**TEXTO PARA ANÁLISE**
◆ ◆ ◆ ◆

B3 (B3SA3) em Rumo ao Topo: Análise Técnica Revela Potencial de Alta Após Rali de 32% em 2026

B3 (B3SA3) perto do topo: após rali de 32%, até onde pode subir?

A B3 (B3SA3), principal bolsa de valores do Brasil, tem apresentado um desempenho notável no início de 2026, impulsionando o otimismo dos investidores. Com uma valorização expressiva, o ativo se aproxima de seus recordes históricos, levantando a questão sobre o potencial de novos ganhos.

No último trimestre de 2025, a B3 reportou um lucro líquido recorrente de R$ 1,5 bilhão, um aumento de 21,9% em relação ao ano anterior. A receita líquida também avançou 10,5%, atingindo R$ 2,65 bilhões, superando as expectativas do mercado, embora o lucro tenha ficado ligeiramente abaixo do consenso.

Conforme análise técnica divulgada por Rodrigo Paz, a B3 (B3SA3) segue como um dos ativos mais fortes na Bolsa brasileira, negociando na faixa de R$ 17,95, muito próximo de sua máxima histórica de R$ 18,72. A sustentação vem das médias móveis, que indicam uma tendência de topos e fundos ascendentes, com o Índice de Força Relativa (IFR) em 66,28, ainda sem sinalizar sobrecompra no curto prazo.

◆ ◆ ◆ ◆

**DADOS FORNECIDOS**
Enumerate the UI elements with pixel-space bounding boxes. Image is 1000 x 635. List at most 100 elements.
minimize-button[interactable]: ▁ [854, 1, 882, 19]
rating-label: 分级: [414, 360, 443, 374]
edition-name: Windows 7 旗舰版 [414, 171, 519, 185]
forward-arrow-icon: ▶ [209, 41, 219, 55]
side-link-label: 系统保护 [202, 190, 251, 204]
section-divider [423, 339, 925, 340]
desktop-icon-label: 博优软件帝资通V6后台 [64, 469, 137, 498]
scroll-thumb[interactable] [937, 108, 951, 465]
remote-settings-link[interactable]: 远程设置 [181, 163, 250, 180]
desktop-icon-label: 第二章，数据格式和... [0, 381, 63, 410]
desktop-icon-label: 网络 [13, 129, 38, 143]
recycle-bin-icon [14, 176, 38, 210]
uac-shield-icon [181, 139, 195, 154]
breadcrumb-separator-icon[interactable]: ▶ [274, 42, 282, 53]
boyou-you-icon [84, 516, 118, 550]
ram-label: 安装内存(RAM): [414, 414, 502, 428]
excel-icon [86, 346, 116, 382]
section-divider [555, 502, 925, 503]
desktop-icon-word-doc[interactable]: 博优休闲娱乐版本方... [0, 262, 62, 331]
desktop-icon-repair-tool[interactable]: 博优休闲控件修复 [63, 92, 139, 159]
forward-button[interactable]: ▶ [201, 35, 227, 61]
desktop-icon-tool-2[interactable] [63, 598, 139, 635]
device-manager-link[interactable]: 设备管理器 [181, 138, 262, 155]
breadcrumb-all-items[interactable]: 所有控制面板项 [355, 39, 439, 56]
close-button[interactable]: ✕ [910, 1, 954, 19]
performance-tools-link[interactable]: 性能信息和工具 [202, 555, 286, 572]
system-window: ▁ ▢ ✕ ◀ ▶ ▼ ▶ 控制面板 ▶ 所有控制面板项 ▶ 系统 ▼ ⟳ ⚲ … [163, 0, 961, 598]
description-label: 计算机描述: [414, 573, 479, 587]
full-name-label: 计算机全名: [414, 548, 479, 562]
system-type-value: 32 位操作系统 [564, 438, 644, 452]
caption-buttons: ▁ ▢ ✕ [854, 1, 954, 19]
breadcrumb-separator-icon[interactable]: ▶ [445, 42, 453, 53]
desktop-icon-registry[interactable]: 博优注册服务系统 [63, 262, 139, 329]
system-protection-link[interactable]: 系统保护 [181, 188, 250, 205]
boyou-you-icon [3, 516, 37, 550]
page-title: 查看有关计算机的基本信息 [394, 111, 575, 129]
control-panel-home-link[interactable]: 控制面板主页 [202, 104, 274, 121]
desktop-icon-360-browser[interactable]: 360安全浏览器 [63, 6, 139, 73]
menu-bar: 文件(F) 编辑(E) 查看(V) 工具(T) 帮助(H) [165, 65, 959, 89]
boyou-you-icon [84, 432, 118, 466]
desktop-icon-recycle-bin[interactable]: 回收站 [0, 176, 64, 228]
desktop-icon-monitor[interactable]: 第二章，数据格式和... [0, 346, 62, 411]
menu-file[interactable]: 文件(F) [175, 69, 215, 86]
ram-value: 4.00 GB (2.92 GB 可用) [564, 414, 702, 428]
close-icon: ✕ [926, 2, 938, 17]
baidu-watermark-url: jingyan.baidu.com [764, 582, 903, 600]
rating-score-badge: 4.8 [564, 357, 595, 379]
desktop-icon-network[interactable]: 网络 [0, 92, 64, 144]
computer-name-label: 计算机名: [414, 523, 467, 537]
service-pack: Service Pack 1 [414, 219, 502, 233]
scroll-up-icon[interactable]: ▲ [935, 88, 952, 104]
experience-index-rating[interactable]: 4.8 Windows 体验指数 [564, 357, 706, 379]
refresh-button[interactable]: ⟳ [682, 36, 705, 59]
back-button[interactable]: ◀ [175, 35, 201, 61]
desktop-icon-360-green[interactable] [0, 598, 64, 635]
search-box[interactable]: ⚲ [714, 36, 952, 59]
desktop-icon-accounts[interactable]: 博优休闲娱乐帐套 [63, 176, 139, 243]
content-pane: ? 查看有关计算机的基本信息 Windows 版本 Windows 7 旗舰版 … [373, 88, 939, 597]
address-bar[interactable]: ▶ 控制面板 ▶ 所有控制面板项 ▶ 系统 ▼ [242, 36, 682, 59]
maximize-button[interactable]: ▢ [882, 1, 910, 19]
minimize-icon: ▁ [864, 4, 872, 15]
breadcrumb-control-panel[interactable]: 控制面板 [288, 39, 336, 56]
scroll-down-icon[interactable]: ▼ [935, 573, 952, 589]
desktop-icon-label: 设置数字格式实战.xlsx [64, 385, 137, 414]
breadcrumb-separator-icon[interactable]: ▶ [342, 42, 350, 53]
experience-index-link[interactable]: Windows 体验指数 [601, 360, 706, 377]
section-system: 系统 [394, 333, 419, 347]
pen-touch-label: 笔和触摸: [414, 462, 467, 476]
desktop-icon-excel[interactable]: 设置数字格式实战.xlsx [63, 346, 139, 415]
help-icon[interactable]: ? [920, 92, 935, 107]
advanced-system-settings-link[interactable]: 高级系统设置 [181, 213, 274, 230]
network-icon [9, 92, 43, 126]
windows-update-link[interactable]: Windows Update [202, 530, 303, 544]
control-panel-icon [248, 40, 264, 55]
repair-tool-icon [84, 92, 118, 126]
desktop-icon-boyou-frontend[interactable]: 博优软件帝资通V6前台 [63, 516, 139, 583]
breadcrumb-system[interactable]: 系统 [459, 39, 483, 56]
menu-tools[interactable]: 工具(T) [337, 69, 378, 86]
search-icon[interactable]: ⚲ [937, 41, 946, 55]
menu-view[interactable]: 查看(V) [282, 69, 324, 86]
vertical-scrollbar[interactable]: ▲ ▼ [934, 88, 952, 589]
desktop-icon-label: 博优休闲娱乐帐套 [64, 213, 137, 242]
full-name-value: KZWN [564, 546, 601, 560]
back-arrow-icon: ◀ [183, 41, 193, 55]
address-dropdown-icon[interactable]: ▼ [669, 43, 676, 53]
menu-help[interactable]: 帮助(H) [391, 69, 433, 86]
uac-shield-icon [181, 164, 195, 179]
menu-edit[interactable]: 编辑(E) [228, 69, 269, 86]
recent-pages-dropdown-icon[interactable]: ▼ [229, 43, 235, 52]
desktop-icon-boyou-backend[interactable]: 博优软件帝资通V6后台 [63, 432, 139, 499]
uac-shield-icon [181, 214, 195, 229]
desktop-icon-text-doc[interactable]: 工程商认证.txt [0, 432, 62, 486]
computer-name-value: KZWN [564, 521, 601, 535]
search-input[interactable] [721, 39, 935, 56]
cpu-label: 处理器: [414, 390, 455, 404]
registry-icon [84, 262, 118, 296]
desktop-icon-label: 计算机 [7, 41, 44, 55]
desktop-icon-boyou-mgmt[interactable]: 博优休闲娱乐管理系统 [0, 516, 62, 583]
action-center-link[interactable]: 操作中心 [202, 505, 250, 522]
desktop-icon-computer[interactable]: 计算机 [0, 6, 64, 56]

◆ ◆ ◆ ◆

**TAREFA 1**
Como fica o trecho do texto sobre a B3 entre "A B3 (B3SA3), principal" e "abaixo do consenso.", inclusive, ao substituir "investidores" por "acionistas"?
**TAREFA 2**
Retome o texto sobre a B3 (B3SA3) e continue-o a partir do ponto em que ele termina.

**RESPOSTA ESCRITA 1**
A B3 (B3SA3), principal bolsa de valores do Brasil, tem apresentado um desempenho notável no início de 2026, impulsionando o otimismo dos acionistas. Com uma valorização expressiva, o ativo se aproxima de seus recordes históricos, levantando a questão sobre o potencial de novos ganhos.

No último trimestre de 2025, a B3 reportou um lucro líquido recorrente de R$ 1,5 bilhão, um aumento de 21,9% em relação ao ano anterior. A receita líquida também avançou 10,5%, atingindo R$ 2,65 bilhões, superando as expectativas do mercado, embora o lucro tenha ficado ligeiramente abaixo do consenso.

**RESPOSTA ESCRITA 2**
Análise Técnica de Curto Prazo: Suportes e Resistências em Destaque

No curto prazo, a estrutura do gráfico da B3 (B3SA3) permanece positiva, desde que o ativo se mantenha acima das médias de 9 e 21 períodos. Estes níveis são considerados a principal zona de defesa para os compradores. Para que a tendência de alta se fortaleça, é crucial superar a resistência de R$ 18,22.

O principal gatilho para a continuidade do ciclo altista seria o rompimento da máxima histórica em R$ 18,72. Caso isso ocorra, o analista técnico Rodrigo Paz aponta alvos potenciais em R$ 19,40, R$ 19,90, R$ 20,40 e R$ 21,20. Por outro lado, um cenário corretivo ganha força com a perda do suporte em R$ 17,80 e R$ 17,08, que coincide com as médias móveis.

Tendência de Alta no Médio Prazo e Alvos Ampliados

No médio prazo, a tendência de alta da B3 (B3SA3) está bem definida, com o ativo negociando acima das médias móveis e mantendo uma sequência consistente de topos e fundos ascendentes. A superação da resistência de R$ 18,72 pode levar as ações a uma região de descoberta de preços.

As projeções de Rodrigo Paz para o médio prazo, em caso de rompimento da máxima histórica, incluem alvos em R$ 20,00, R$ 20,60, R$ 21,15, R$ 21,85, e um objetivo mais ambicioso em R$ 23,00. No entanto, o movimento já se mostra esticado, com o IFR (14) em 74,04, indicando sobrecompra e um afastamento relevante das médias.

Probabilidade de Consolidação e Cenário de Correção

O atual esticamento do movimento da B3 (B3SA3) aumenta a probabilidade de períodos de acomodação ou correções pontuais. No gráfico semanal, a valorização de 32,31% em 2026, após nove semanas consecutivas de ganhos, reforça essa possibilidade. O IFR (14) em 74,04 e o afastamento das médias são indicadores importantes.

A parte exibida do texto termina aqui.